WORK TO BE COMPLETED: Copy all of the records below verbatim.

GIVEN DATA:
========================================================================

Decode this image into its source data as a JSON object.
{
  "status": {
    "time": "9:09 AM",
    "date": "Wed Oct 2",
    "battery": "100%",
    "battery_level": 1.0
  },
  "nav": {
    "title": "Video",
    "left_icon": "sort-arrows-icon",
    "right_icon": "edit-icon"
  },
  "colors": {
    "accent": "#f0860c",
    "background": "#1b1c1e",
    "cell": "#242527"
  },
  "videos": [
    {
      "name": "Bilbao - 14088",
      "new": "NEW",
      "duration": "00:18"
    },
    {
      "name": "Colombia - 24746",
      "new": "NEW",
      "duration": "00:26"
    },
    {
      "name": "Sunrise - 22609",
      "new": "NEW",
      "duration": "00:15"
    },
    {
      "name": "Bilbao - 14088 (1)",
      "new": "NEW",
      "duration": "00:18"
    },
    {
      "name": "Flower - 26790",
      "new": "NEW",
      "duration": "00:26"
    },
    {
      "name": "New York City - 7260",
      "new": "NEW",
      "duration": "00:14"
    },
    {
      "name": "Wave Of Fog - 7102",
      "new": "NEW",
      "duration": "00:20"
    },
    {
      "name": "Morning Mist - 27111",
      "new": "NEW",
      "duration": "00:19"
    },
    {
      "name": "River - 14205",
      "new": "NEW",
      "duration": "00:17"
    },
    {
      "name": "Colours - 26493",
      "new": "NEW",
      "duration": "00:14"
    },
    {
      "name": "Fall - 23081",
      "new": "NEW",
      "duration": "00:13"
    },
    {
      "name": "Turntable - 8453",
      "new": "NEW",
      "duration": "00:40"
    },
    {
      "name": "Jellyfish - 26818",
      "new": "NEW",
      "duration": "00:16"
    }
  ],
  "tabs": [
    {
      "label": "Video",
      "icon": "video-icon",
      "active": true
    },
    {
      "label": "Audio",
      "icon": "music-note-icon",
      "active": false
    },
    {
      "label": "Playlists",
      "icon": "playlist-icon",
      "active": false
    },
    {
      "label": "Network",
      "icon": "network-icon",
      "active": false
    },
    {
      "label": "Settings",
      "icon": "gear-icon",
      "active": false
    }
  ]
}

========================================================================

TASK SOLUTION:
Decode this image into its source data as a JSON object.
{
  "status": {
    "time": "9:09 AM",
    "date": "Wed Oct 2",
    "battery": "100%",
    "battery_level": 1.0
  },
  "nav": {
    "title": "Video",
    "left_icon": "sort-arrows-icon",
    "right_icon": "edit-icon"
  },
  "colors": {
    "accent": "#f0860c",
    "background": "#1b1c1e",
    "cell": "#242527"
  },
  "videos": [
    {
      "name": "Bilbao - 14088",
      "new": "NEW",
      "duration": "00:18"
    },
    {
      "name": "Colombia - 24746",
      "new": "NEW",
      "duration": "00:26"
    },
    {
      "name": "Sunrise - 22609",
      "new": "NEW",
      "duration": "00:15"
    },
    {
      "name": "Bilbao - 14088 (1)",
      "new": "NEW",
      "duration": "00:18"
    },
    {
      "name": "Flower - 26790",
      "new": "NEW",
      "duration": "00:26"
    },
    {
      "name": "New York City - 7260",
      "new": "NEW",
      "duration": "00:14"
    },
    {
      "name": "Wave Of Fog - 7102",
      "new": "NEW",
      "duration": "00:20"
    },
    {
      "name": "Morning Mist - 27111",
      "new": "NEW",
      "duration": "00:19"
    },
    {
      "name": "River - 14205",
      "new": "NEW",
      "duration": "00:17"
    },
    {
      "name": "Colours - 26493",
      "new": "NEW",
      "duration": "00:14"
    },
    {
      "name": "Fall - 23081",
      "new": "NEW",
      "duration": "00:13"
    },
    {
      "name": "Turntable - 8453",
      "new": "NEW",
      "duration": "00:40"
    },
    {
      "name": "Jellyfish - 26818",
      "new": "NEW",
      "duration": "00:16"
    }
  ],
  "tabs": [
    {
      "label": "Video",
      "icon": "video-icon",
      "active": true
    },
    {
      "label": "Audio",
      "icon": "music-note-icon",
      "active": false
    },
    {
      "label": "Playlists",
      "icon": "playlist-icon",
      "active": false
    },
    {
      "label": "Network",
      "icon": "network-icon",
      "active": false
    },
    {
      "label": "Settings",
      "icon": "gear-icon",
      "active": false
    }
  ]
}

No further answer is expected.